-- begin --

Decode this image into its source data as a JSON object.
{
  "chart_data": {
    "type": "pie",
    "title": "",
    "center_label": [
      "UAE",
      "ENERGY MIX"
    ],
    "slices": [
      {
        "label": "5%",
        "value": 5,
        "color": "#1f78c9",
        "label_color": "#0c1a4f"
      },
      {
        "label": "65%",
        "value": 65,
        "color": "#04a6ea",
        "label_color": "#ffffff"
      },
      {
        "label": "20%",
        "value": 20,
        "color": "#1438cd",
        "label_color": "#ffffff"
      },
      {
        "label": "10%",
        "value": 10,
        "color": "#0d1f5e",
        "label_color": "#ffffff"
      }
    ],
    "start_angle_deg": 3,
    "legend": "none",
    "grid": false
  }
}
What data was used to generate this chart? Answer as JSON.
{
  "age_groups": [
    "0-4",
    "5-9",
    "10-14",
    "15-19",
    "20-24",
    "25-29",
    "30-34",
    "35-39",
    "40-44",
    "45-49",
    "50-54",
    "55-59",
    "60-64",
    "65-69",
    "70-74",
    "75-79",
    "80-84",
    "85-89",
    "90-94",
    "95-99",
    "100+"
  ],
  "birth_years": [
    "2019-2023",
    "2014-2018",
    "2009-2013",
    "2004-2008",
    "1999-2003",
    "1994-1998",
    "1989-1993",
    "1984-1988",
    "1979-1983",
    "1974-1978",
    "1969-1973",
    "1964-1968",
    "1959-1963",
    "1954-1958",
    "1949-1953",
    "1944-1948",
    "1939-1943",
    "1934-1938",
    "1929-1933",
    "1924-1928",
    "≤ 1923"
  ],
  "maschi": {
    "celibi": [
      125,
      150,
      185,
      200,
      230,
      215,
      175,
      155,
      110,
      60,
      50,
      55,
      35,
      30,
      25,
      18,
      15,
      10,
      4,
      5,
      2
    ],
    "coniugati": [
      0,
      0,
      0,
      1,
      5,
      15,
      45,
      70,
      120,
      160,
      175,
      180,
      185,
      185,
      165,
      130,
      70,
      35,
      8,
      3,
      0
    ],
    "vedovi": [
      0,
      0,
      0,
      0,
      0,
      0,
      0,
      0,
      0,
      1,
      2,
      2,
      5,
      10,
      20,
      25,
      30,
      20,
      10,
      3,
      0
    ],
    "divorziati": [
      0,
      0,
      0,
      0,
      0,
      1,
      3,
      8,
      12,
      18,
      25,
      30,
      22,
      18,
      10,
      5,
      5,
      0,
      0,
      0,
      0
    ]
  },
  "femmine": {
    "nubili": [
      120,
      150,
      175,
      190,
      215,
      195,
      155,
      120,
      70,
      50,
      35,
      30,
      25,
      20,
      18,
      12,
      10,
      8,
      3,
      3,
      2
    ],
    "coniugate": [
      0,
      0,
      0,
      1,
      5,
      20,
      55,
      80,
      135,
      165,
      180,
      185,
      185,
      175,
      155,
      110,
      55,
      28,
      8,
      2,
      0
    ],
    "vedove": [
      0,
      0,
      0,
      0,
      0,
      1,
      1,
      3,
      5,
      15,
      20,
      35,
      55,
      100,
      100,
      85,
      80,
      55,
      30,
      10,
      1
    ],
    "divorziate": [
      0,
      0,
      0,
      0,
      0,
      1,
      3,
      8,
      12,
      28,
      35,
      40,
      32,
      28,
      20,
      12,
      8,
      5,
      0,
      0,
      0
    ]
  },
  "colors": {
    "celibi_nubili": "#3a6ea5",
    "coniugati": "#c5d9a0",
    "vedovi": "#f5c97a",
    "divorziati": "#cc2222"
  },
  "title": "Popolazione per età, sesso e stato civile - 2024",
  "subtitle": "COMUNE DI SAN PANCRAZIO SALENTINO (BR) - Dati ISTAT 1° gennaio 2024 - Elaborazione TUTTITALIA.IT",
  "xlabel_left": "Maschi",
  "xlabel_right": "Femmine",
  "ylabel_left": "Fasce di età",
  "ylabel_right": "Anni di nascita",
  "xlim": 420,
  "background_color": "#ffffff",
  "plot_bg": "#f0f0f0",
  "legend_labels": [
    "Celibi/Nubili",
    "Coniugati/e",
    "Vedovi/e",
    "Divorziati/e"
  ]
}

-- end --

Repeat the records above exactly, leaving none out.

* [ANSWER TO THIS EXERCISE]
Decode this image into its source data as a JSON object.
{
  "chart_data": {
    "type": "pie",
    "title": "",
    "center_label": [
      "UAE",
      "ENERGY MIX"
    ],
    "slices": [
      {
        "label": "5%",
        "value": 5,
        "color": "#1f78c9",
        "label_color": "#0c1a4f"
      },
      {
        "label": "65%",
        "value": 65,
        "color": "#04a6ea",
        "label_color": "#ffffff"
      },
      {
        "label": "20%",
        "value": 20,
        "color": "#1438cd",
        "label_color": "#ffffff"
      },
      {
        "label": "10%",
        "value": 10,
        "color": "#0d1f5e",
        "label_color": "#ffffff"
      }
    ],
    "start_angle_deg": 3,
    "legend": "none",
    "grid": false
  }
}
What data was used to generate this chart? Answer as JSON.
{
  "age_groups": [
    "0-4",
    "5-9",
    "10-14",
    "15-19",
    "20-24",
    "25-29",
    "30-34",
    "35-39",
    "40-44",
    "45-49",
    "50-54",
    "55-59",
    "60-64",
    "65-69",
    "70-74",
    "75-79",
    "80-84",
    "85-89",
    "90-94",
    "95-99",
    "100+"
  ],
  "birth_years": [
    "2019-2023",
    "2014-2018",
    "2009-2013",
    "2004-2008",
    "1999-2003",
    "1994-1998",
    "1989-1993",
    "1984-1988",
    "1979-1983",
    "1974-1978",
    "1969-1973",
    "1964-1968",
    "1959-1963",
    "1954-1958",
    "1949-1953",
    "1944-1948",
    "1939-1943",
    "1934-1938",
    "1929-1933",
    "1924-1928",
    "≤ 1923"
  ],
  "maschi": {
    "celibi": [
      125,
      150,
      185,
      200,
      230,
      215,
      175,
      155,
      110,
      60,
      50,
      55,
      35,
      30,
      25,
      18,
      15,
      10,
      4,
      5,
      2
    ],
    "coniugati": [
      0,
      0,
      0,
      1,
      5,
      15,
      45,
      70,
      120,
      160,
      175,
      180,
      185,
      185,
      165,
      130,
      70,
      35,
      8,
      3,
      0
    ],
    "vedovi": [
      0,
      0,
      0,
      0,
      0,
      0,
      0,
      0,
      0,
      1,
      2,
      2,
      5,
      10,
      20,
      25,
      30,
      20,
      10,
      3,
      0
    ],
    "divorziati": [
      0,
      0,
      0,
      0,
      0,
      1,
      3,
      8,
      12,
      18,
      25,
      30,
      22,
      18,
      10,
      5,
      5,
      0,
      0,
      0,
      0
    ]
  },
  "femmine": {
    "nubili": [
      120,
      150,
      175,
      190,
      215,
      195,
      155,
      120,
      70,
      50,
      35,
      30,
      25,
      20,
      18,
      12,
      10,
      8,
      3,
      3,
      2
    ],
    "coniugate": [
      0,
      0,
      0,
      1,
      5,
      20,
      55,
      80,
      135,
      165,
      180,
      185,
      185,
      175,
      155,
      110,
      55,
      28,
      8,
      2,
      0
    ],
    "vedove": [
      0,
      0,
      0,
      0,
      0,
      1,
      1,
      3,
      5,
      15,
      20,
      35,
      55,
      100,
      100,
      85,
      80,
      55,
      30,
      10,
      1
    ],
    "divorziate": [
      0,
      0,
      0,
      0,
      0,
      1,
      3,
      8,
      12,
      28,
      35,
      40,
      32,
      28,
      20,
      12,
      8,
      5,
      0,
      0,
      0
    ]
  },
  "colors": {
    "celibi_nubili": "#3a6ea5",
    "coniugati": "#c5d9a0",
    "vedovi": "#f5c97a",
    "divorziati": "#cc2222"
  },
  "title": "Popolazione per età, sesso e stato civile - 2024",
  "subtitle": "COMUNE DI SAN PANCRAZIO SALENTINO (BR) - Dati ISTAT 1° gennaio 2024 - Elaborazione TUTTITALIA.IT",
  "xlabel_left": "Maschi",
  "xlabel_right": "Femmine",
  "ylabel_left": "Fasce di età",
  "ylabel_right": "Anni di nascita",
  "xlim": 420,
  "background_color": "#ffffff",
  "plot_bg": "#f0f0f0",
  "legend_labels": [
    "Celibi/Nubili",
    "Coniugati/e",
    "Vedovi/e",
    "Divorziati/e"
  ]
}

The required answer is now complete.